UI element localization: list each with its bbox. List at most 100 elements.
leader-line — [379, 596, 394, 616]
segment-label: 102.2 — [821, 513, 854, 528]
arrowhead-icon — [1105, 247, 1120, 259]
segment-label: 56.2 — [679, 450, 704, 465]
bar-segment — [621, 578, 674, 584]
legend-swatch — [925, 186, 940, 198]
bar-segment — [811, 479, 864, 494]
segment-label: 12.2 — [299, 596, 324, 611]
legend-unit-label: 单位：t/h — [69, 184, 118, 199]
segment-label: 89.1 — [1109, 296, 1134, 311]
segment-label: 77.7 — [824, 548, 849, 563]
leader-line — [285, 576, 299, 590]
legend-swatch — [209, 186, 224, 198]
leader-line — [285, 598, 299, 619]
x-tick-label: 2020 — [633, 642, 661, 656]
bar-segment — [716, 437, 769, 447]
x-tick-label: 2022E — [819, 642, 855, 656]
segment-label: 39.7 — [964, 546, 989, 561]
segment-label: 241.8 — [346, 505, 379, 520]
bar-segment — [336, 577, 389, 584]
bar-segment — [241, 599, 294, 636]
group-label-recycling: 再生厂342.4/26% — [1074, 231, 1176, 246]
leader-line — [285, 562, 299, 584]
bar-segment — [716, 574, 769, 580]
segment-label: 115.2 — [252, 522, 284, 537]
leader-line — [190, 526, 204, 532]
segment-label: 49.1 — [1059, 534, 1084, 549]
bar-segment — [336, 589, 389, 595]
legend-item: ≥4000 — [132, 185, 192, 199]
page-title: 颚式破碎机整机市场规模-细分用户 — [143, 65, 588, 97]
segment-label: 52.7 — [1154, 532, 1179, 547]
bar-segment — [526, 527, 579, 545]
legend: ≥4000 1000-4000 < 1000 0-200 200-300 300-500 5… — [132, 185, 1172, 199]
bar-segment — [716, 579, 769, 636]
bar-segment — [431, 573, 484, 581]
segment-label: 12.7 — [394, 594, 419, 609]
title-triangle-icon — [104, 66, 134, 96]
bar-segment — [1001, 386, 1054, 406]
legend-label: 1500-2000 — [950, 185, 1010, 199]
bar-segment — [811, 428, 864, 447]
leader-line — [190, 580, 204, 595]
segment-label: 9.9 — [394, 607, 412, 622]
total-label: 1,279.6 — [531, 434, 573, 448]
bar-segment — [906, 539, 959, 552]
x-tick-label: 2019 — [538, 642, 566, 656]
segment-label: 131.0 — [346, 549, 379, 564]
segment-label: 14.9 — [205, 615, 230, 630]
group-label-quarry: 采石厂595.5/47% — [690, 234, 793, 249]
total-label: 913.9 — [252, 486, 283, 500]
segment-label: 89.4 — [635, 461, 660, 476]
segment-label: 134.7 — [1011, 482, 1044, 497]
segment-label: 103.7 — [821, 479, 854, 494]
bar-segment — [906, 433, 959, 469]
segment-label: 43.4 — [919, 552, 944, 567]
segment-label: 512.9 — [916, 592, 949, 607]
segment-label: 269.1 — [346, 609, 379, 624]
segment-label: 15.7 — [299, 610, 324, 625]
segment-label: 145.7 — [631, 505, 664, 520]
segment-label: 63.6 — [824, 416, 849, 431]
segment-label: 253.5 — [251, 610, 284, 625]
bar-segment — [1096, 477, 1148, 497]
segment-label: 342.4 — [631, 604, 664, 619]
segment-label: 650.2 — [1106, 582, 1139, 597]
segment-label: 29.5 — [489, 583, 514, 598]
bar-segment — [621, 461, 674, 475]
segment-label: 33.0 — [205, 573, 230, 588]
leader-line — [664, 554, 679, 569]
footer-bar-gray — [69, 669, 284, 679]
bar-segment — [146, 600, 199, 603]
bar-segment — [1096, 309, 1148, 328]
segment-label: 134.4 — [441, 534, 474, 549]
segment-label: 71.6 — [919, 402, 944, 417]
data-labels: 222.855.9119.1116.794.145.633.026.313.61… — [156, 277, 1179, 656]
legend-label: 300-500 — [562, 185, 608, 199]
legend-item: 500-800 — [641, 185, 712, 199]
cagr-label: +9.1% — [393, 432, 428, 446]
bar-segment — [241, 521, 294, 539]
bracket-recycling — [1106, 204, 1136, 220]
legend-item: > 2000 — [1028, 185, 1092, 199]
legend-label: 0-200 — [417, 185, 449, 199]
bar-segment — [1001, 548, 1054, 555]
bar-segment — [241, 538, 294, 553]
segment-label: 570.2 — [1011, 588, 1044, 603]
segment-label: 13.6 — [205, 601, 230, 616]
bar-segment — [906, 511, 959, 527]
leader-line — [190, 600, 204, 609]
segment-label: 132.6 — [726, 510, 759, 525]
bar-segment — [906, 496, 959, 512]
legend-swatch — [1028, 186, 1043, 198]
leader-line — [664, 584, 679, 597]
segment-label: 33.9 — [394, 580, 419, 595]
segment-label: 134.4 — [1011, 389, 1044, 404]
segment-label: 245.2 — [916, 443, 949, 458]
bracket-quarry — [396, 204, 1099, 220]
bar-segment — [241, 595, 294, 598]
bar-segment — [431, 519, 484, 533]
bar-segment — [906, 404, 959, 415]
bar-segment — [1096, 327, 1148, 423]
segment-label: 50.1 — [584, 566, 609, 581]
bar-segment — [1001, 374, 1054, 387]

--------------------------------------------------

WORK TO DO: Extract each line of the material that contains the word "recycling".

FULL SOLUTION:
group-label-recycling: 再生厂342.4/26% — [1074, 231, 1176, 246]
bracket-recycling — [1106, 204, 1136, 220]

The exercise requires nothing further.